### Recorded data

** BEGIN **

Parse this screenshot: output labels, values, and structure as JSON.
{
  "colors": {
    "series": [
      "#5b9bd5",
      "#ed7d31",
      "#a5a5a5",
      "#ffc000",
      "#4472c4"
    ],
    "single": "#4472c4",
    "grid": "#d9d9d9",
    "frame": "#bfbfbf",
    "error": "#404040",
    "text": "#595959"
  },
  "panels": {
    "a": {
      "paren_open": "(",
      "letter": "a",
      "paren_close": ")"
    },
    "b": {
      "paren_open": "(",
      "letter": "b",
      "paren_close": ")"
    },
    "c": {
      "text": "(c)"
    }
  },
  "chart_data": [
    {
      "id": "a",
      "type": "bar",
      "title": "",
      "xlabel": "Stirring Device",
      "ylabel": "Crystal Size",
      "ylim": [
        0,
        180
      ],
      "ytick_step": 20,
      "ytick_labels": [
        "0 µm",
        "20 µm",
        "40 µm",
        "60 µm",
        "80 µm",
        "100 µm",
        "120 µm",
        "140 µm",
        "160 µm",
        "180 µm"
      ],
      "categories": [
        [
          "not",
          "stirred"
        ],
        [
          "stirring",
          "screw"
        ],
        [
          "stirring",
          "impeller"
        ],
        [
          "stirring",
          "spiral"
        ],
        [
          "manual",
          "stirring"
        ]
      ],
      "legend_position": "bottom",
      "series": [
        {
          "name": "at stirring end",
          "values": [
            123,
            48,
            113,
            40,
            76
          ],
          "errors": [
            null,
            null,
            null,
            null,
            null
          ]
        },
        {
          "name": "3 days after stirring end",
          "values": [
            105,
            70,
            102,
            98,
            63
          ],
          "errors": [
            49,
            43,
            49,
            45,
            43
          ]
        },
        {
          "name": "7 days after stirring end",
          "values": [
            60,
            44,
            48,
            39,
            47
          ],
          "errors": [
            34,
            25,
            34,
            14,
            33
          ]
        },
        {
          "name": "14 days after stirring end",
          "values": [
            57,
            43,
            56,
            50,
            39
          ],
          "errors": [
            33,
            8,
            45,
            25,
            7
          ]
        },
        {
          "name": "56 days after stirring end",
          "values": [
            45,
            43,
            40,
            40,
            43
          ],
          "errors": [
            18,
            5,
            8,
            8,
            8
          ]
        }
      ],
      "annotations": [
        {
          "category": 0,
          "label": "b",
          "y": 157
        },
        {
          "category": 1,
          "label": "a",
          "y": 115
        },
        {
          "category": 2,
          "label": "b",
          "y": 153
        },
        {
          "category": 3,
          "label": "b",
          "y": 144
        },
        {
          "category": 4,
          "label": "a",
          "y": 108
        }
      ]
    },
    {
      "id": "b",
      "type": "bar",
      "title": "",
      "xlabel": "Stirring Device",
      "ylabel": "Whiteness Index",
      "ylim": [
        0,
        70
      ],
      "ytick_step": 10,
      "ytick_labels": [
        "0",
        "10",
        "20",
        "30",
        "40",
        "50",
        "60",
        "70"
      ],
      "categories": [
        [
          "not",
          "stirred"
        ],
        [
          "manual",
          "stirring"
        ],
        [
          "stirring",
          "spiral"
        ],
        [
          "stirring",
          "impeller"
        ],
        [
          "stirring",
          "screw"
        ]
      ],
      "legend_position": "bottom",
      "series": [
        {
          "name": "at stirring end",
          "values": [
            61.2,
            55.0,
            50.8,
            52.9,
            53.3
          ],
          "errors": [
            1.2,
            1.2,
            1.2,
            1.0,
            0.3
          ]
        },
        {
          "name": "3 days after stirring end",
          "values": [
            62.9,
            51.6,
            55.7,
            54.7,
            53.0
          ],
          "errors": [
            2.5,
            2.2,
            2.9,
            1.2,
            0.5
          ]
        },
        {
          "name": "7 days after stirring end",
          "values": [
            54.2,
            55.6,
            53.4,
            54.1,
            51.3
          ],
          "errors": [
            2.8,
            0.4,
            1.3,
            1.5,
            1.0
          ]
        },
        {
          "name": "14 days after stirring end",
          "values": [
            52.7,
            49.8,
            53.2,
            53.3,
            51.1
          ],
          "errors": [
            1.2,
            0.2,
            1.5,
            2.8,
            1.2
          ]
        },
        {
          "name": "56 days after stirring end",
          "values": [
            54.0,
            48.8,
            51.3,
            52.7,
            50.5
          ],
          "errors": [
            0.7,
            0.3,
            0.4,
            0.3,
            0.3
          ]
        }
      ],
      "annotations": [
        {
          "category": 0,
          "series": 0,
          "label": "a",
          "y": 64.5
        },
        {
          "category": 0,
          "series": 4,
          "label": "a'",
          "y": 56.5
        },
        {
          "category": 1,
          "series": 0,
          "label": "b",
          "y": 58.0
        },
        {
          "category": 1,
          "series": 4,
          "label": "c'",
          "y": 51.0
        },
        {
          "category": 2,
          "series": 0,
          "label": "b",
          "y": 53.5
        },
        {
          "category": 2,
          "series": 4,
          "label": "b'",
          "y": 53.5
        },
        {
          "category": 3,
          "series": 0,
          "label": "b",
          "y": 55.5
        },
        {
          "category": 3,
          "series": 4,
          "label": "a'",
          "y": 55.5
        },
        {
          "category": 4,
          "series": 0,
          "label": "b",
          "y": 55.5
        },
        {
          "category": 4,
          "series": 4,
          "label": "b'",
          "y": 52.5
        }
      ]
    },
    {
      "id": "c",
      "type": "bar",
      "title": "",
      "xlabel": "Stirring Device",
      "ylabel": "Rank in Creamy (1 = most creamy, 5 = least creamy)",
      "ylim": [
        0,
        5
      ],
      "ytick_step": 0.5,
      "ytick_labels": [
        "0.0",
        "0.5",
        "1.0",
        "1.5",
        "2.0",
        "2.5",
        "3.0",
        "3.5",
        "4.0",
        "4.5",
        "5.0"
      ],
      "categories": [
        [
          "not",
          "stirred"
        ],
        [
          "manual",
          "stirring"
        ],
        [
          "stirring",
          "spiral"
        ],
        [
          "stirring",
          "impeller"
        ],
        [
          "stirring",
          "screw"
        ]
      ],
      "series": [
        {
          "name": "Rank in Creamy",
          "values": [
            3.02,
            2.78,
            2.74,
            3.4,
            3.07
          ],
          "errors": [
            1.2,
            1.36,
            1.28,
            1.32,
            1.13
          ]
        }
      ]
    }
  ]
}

** END **

Once more, set down the full listing, verbatim.

Parse this screenshot: output labels, values, and structure as JSON.
{
  "colors": {
    "series": [
      "#5b9bd5",
      "#ed7d31",
      "#a5a5a5",
      "#ffc000",
      "#4472c4"
    ],
    "single": "#4472c4",
    "grid": "#d9d9d9",
    "frame": "#bfbfbf",
    "error": "#404040",
    "text": "#595959"
  },
  "panels": {
    "a": {
      "paren_open": "(",
      "letter": "a",
      "paren_close": ")"
    },
    "b": {
      "paren_open": "(",
      "letter": "b",
      "paren_close": ")"
    },
    "c": {
      "text": "(c)"
    }
  },
  "chart_data": [
    {
      "id": "a",
      "type": "bar",
      "title": "",
      "xlabel": "Stirring Device",
      "ylabel": "Crystal Size",
      "ylim": [
        0,
        180
      ],
      "ytick_step": 20,
      "ytick_labels": [
        "0 µm",
        "20 µm",
        "40 µm",
        "60 µm",
        "80 µm",
        "100 µm",
        "120 µm",
        "140 µm",
        "160 µm",
        "180 µm"
      ],
      "categories": [
        [
          "not",
          "stirred"
        ],
        [
          "stirring",
          "screw"
        ],
        [
          "stirring",
          "impeller"
        ],
        [
          "stirring",
          "spiral"
        ],
        [
          "manual",
          "stirring"
        ]
      ],
      "legend_position": "bottom",
      "series": [
        {
          "name": "at stirring end",
          "values": [
            123,
            48,
            113,
            40,
            76
          ],
          "errors": [
            null,
            null,
            null,
            null,
            null
          ]
        },
        {
          "name": "3 days after stirring end",
          "values": [
            105,
            70,
            102,
            98,
            63
          ],
          "errors": [
            49,
            43,
            49,
            45,
            43
          ]
        },
        {
          "name": "7 days after stirring end",
          "values": [
            60,
            44,
            48,
            39,
            47
          ],
          "errors": [
            34,
            25,
            34,
            14,
            33
          ]
        },
        {
          "name": "14 days after stirring end",
          "values": [
            57,
            43,
            56,
            50,
            39
          ],
          "errors": [
            33,
            8,
            45,
            25,
            7
          ]
        },
        {
          "name": "56 days after stirring end",
          "values": [
            45,
            43,
            40,
            40,
            43
          ],
          "errors": [
            18,
            5,
            8,
            8,
            8
          ]
        }
      ],
      "annotations": [
        {
          "category": 0,
          "label": "b",
          "y": 157
        },
        {
          "category": 1,
          "label": "a",
          "y": 115
        },
        {
          "category": 2,
          "label": "b",
          "y": 153
        },
        {
          "category": 3,
          "label": "b",
          "y": 144
        },
        {
          "category": 4,
          "label": "a",
          "y": 108
        }
      ]
    },
    {
      "id": "b",
      "type": "bar",
      "title": "",
      "xlabel": "Stirring Device",
      "ylabel": "Whiteness Index",
      "ylim": [
        0,
        70
      ],
      "ytick_step": 10,
      "ytick_labels": [
        "0",
        "10",
        "20",
        "30",
        "40",
        "50",
        "60",
        "70"
      ],
      "categories": [
        [
          "not",
          "stirred"
        ],
        [
          "manual",
          "stirring"
        ],
        [
          "stirring",
          "spiral"
        ],
        [
          "stirring",
          "impeller"
        ],
        [
          "stirring",
          "screw"
        ]
      ],
      "legend_position": "bottom",
      "series": [
        {
          "name": "at stirring end",
          "values": [
            61.2,
            55.0,
            50.8,
            52.9,
            53.3
          ],
          "errors": [
            1.2,
            1.2,
            1.2,
            1.0,
            0.3
          ]
        },
        {
          "name": "3 days after stirring end",
          "values": [
            62.9,
            51.6,
            55.7,
            54.7,
            53.0
          ],
          "errors": [
            2.5,
            2.2,
            2.9,
            1.2,
            0.5
          ]
        },
        {
          "name": "7 days after stirring end",
          "values": [
            54.2,
            55.6,
            53.4,
            54.1,
            51.3
          ],
          "errors": [
            2.8,
            0.4,
            1.3,
            1.5,
            1.0
          ]
        },
        {
          "name": "14 days after stirring end",
          "values": [
            52.7,
            49.8,
            53.2,
            53.3,
            51.1
          ],
          "errors": [
            1.2,
            0.2,
            1.5,
            2.8,
            1.2
          ]
        },
        {
          "name": "56 days after stirring end",
          "values": [
            54.0,
            48.8,
            51.3,
            52.7,
            50.5
          ],
          "errors": [
            0.7,
            0.3,
            0.4,
            0.3,
            0.3
          ]
        }
      ],
      "annotations": [
        {
          "category": 0,
          "series": 0,
          "label": "a",
          "y": 64.5
        },
        {
          "category": 0,
          "series": 4,
          "label": "a'",
          "y": 56.5
        },
        {
          "category": 1,
          "series": 0,
          "label": "b",
          "y": 58.0
        },
        {
          "category": 1,
          "series": 4,
          "label": "c'",
          "y": 51.0
        },
        {
          "category": 2,
          "series": 0,
          "label": "b",
          "y": 53.5
        },
        {
          "category": 2,
          "series": 4,
          "label": "b'",
          "y": 53.5
        },
        {
          "category": 3,
          "series": 0,
          "label": "b",
          "y": 55.5
        },
        {
          "category": 3,
          "series": 4,
          "label": "a'",
          "y": 55.5
        },
        {
          "category": 4,
          "series": 0,
          "label": "b",
          "y": 55.5
        },
        {
          "category": 4,
          "series": 4,
          "label": "b'",
          "y": 52.5
        }
      ]
    },
    {
      "id": "c",
      "type": "bar",
      "title": "",
      "xlabel": "Stirring Device",
      "ylabel": "Rank in Creamy (1 = most creamy, 5 = least creamy)",
      "ylim": [
        0,
        5
      ],
      "ytick_step": 0.5,
      "ytick_labels": [
        "0.0",
        "0.5",
        "1.0",
        "1.5",
        "2.0",
        "2.5",
        "3.0",
        "3.5",
        "4.0",
        "4.5",
        "5.0"
      ],
      "categories": [
        [
          "not",
          "stirred"
        ],
        [
          "manual",
          "stirring"
        ],
        [
          "stirring",
          "spiral"
        ],
        [
          "stirring",
          "impeller"
        ],
        [
          "stirring",
          "screw"
        ]
      ],
      "series": [
        {
          "name": "Rank in Creamy",
          "values": [
            3.02,
            2.78,
            2.74,
            3.4,
            3.07
          ],
          "errors": [
            1.2,
            1.36,
            1.28,
            1.32,
            1.13
          ]
        }
      ]
    }
  ]
}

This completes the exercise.